Stored items:
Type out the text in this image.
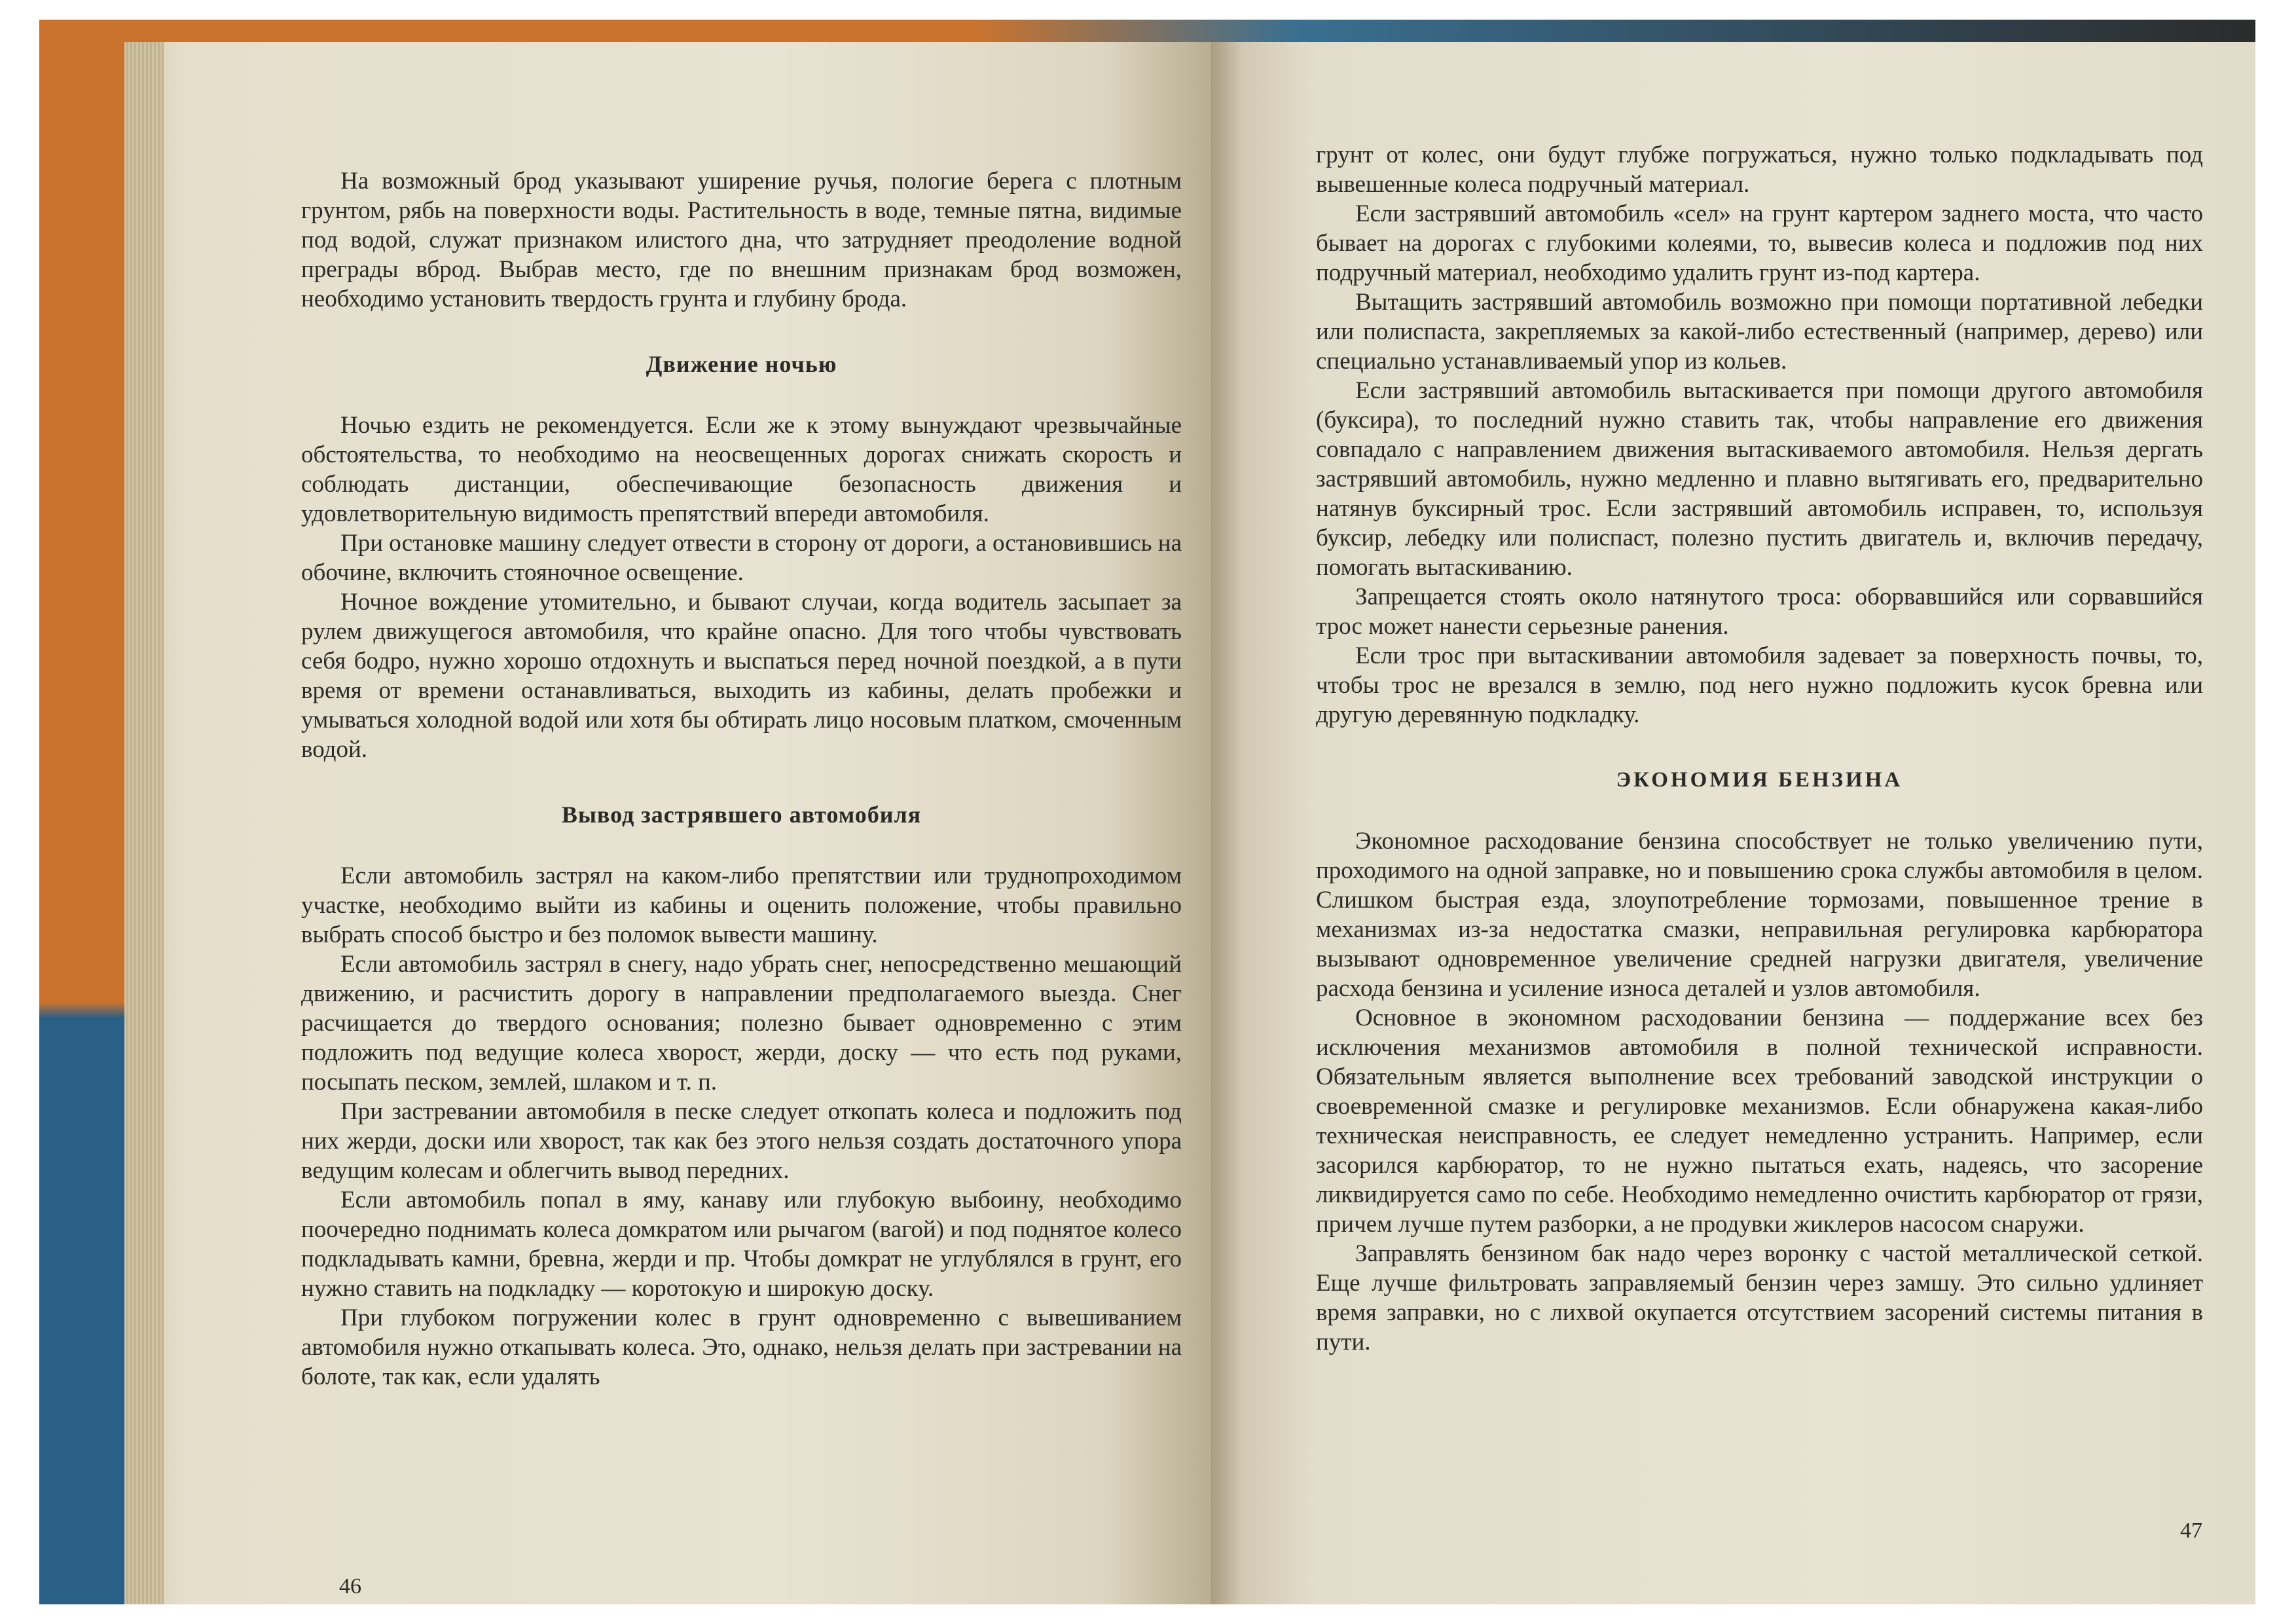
На возможный брод указывают уширение ручья, пологие берега с плотным грунтом, рябь на поверхности воды. Растительность в воде, темные пятна, видимые под водой, служат признаком илистого дна, что затрудняет преодоление водной преграды вброд. Выбрав место, где по внешним признакам брод возможен, необходимо установить твердость грунта и глубину брода.

Движение ночью

Ночью ездить не рекомендуется. Если же к этому вынуждают чрезвычайные обстоятельства, то необходимо на неосвещенных дорогах снижать скорость и соблюдать дистанции, обеспечивающие безопасность движения и удовлетворительную видимость препятствий впереди автомобиля.

При остановке машину следует отвести в сторону от дороги, а остановившись на обочине, включить стояночное освещение.

Ночное вождение утомительно, и бывают случаи, когда водитель засыпает за рулем движущегося автомобиля, что крайне опасно. Для того чтобы чувствовать себя бодро, нужно хорошо отдохнуть и выспаться перед ночной поездкой, а в пути время от времени останавливаться, выходить из кабины, делать пробежки и умываться холодной водой или хотя бы обтирать лицо носовым платком, смоченным водой.

Вывод застрявшего автомобиля

Если автомобиль застрял на каком-либо препятствии или труднопроходимом участке, необходимо выйти из кабины и оценить положение, чтобы правильно выбрать способ быстро и без поломок вывести машину.

Если автомобиль застрял в снегу, надо убрать снег, непосредственно мешающий движению, и расчистить дорогу в направлении предполагаемого выезда. Снег расчищается до твердого основания; полезно бывает одновременно с этим подложить под ведущие колеса хворост, жерди, доску — что есть под руками, посыпать песком, землей, шлаком и т. п.

При застревании автомобиля в песке следует откопать колеса и подложить под них жерди, доски или хворост, так как без этого нельзя создать достаточного упора ведущим колесам и облегчить вывод передних.

Если автомобиль попал в яму, канаву или глубокую выбоину, необходимо поочередно поднимать колеса домкратом или рычагом (вагой) и под поднятое колесо подкладывать камни, бревна, жерди и пр. Чтобы домкрат не углублялся в грунт, его нужно ставить на подкладку — коротокую и широкую доску.

При глубоком погружении колес в грунт одновременно с вывешиванием автомобиля нужно откапывать колеса. Это, однако, нельзя делать при застревании на болоте, так как, если удалять

46

грунт от колес, они будут глубже погружаться, нужно только подкладывать под вывешенные колеса подручный материал.

Если застрявший автомобиль «сел» на грунт картером заднего моста, что часто бывает на дорогах с глубокими колеями, то, вывесив колеса и подложив под них подручный материал, необходимо удалить грунт из-под картера.

Вытащить застрявший автомобиль возможно при помощи портативной лебедки или полиспаста, закрепляемых за какой-либо естественный (например, дерево) или специально устанавливаемый упор из кольев.

Если застрявший автомобиль вытаскивается при помощи другого автомобиля (буксира), то последний нужно ставить так, чтобы направление его движения совпадало с направлением движения вытаскиваемого автомобиля. Нельзя дергать застрявший автомобиль, нужно медленно и плавно вытягивать его, предварительно натянув буксирный трос. Если застрявший автомобиль исправен, то, используя буксир, лебедку или полиспаст, полезно пустить двигатель и, включив передачу, помогать вытаскиванию.

Запрещается стоять около натянутого троса: оборвавшийся или сорвавшийся трос может нанести серьезные ранения.

Если трос при вытаскивании автомобиля задевает за поверхность почвы, то, чтобы трос не врезался в землю, под него нужно подложить кусок бревна или другую деревянную подкладку.

ЭКОНОМИЯ БЕНЗИНА

Экономное расходование бензина способствует не только увеличению пути, проходимого на одной заправке, но и повышению срока службы автомобиля в целом. Слишком быстрая езда, злоупотребление тормозами, повышенное трение в механизмах из-за недостатка смазки, неправильная регулировка карбюратора вызывают одновременное увеличение средней нагрузки двигателя, увеличение расхода бензина и усиление износа деталей и узлов автомобиля.

Основное в экономном расходовании бензина — поддержание всех без исключения механизмов автомобиля в полной технической исправности. Обязательным является выполнение всех требований заводской инструкции о своевременной смазке и регулировке механизмов. Если обнаружена какая-либо техническая неисправность, ее следует немедленно устранить. Например, если засорился карбюратор, то не нужно пытаться ехать, надеясь, что засорение ликвидируется само по себе. Необходимо немедленно очистить карбюратор от грязи, причем лучше путем разборки, а не продувки жиклеров насосом снаружи.

Заправлять бензином бак надо через воронку с частой металлической сеткой. Еще лучше фильтровать заправляемый бензин через замшу. Это сильно удлиняет время заправки, но с лихвой окупается отсутствием засорений системы питания в пути.

47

### Aim:
Omit pictures; set down the rest of the material word for word.

### Task response:
Type out the text in this image.
На возможный брод указывают уширение ручья, пологие берега с плотным грунтом, рябь на поверхности воды. Растительность в воде, темные пятна, видимые под водой, служат признаком илистого дна, что затрудняет преодоление водной преграды вброд. Выбрав место, где по внешним признакам брод возможен, необходимо установить твердость грунта и глубину брода.

Движение ночью

Ночью ездить не рекомендуется. Если же к этому вынуждают чрезвычайные обстоятельства, то необходимо на неосвещенных дорогах снижать скорость и соблюдать дистанции, обеспечивающие безопасность движения и удовлетворительную видимость препятствий впереди автомобиля.

При остановке машину следует отвести в сторону от дороги, а остановившись на обочине, включить стояночное освещение.

Ночное вождение утомительно, и бывают случаи, когда водитель засыпает за рулем движущегося автомобиля, что крайне опасно. Для того чтобы чувствовать себя бодро, нужно хорошо отдохнуть и выспаться перед ночной поездкой, а в пути время от времени останавливаться, выходить из кабины, делать пробежки и умываться холодной водой или хотя бы обтирать лицо носовым платком, смоченным водой.

Вывод застрявшего автомобиля

Если автомобиль застрял на каком-либо препятствии или труднопроходимом участке, необходимо выйти из кабины и оценить положение, чтобы правильно выбрать способ быстро и без поломок вывести машину.

Если автомобиль застрял в снегу, надо убрать снег, непосредственно мешающий движению, и расчистить дорогу в направлении предполагаемого выезда. Снег расчищается до твердого основания; полезно бывает одновременно с этим подложить под ведущие колеса хворост, жерди, доску — что есть под руками, посыпать песком, землей, шлаком и т. п.

При застревании автомобиля в песке следует откопать колеса и подложить под них жерди, доски или хворост, так как без этого нельзя создать достаточного упора ведущим колесам и облегчить вывод передних.

Если автомобиль попал в яму, канаву или глубокую выбоину, необходимо поочередно поднимать колеса домкратом или рычагом (вагой) и под поднятое колесо подкладывать камни, бревна, жерди и пр. Чтобы домкрат не углублялся в грунт, его нужно ставить на подкладку — коротокую и широкую доску.

При глубоком погружении колес в грунт одновременно с вывешиванием автомобиля нужно откапывать колеса. Это, однако, нельзя делать при застревании на болоте, так как, если удалять

46

грунт от колес, они будут глубже погружаться, нужно только подкладывать под вывешенные колеса подручный материал.

Если застрявший автомобиль «сел» на грунт картером заднего моста, что часто бывает на дорогах с глубокими колеями, то, вывесив колеса и подложив под них подручный материал, необходимо удалить грунт из-под картера.

Вытащить застрявший автомобиль возможно при помощи портативной лебедки или полиспаста, закрепляемых за какой-либо естественный (например, дерево) или специально устанавливаемый упор из кольев.

Если застрявший автомобиль вытаскивается при помощи другого автомобиля (буксира), то последний нужно ставить так, чтобы направление его движения совпадало с направлением движения вытаскиваемого автомобиля. Нельзя дергать застрявший автомобиль, нужно медленно и плавно вытягивать его, предварительно натянув буксирный трос. Если застрявший автомобиль исправен, то, используя буксир, лебедку или полиспаст, полезно пустить двигатель и, включив передачу, помогать вытаскиванию.

Запрещается стоять около натянутого троса: оборвавшийся или сорвавшийся трос может нанести серьезные ранения.

Если трос при вытаскивании автомобиля задевает за поверхность почвы, то, чтобы трос не врезался в землю, под него нужно подложить кусок бревна или другую деревянную подкладку.

ЭКОНОМИЯ БЕНЗИНА

Экономное расходование бензина способствует не только увеличению пути, проходимого на одной заправке, но и повышению срока службы автомобиля в целом. Слишком быстрая езда, злоупотребление тормозами, повышенное трение в механизмах из-за недостатка смазки, неправильная регулировка карбюратора вызывают одновременное увеличение средней нагрузки двигателя, увеличение расхода бензина и усиление износа деталей и узлов автомобиля.

Основное в экономном расходовании бензина — поддержание всех без исключения механизмов автомобиля в полной технической исправности. Обязательным является выполнение всех требований заводской инструкции о своевременной смазке и регулировке механизмов. Если обнаружена какая-либо техническая неисправность, ее следует немедленно устранить. Например, если засорился карбюратор, то не нужно пытаться ехать, надеясь, что засорение ликвидируется само по себе. Необходимо немедленно очистить карбюратор от грязи, причем лучше путем разборки, а не продувки жиклеров насосом снаружи.

Заправлять бензином бак надо через воронку с частой металлической сеткой. Еще лучше фильтровать заправляемый бензин через замшу. Это сильно удлиняет время заправки, но с лихвой окупается отсутствием засорений системы питания в пути.

47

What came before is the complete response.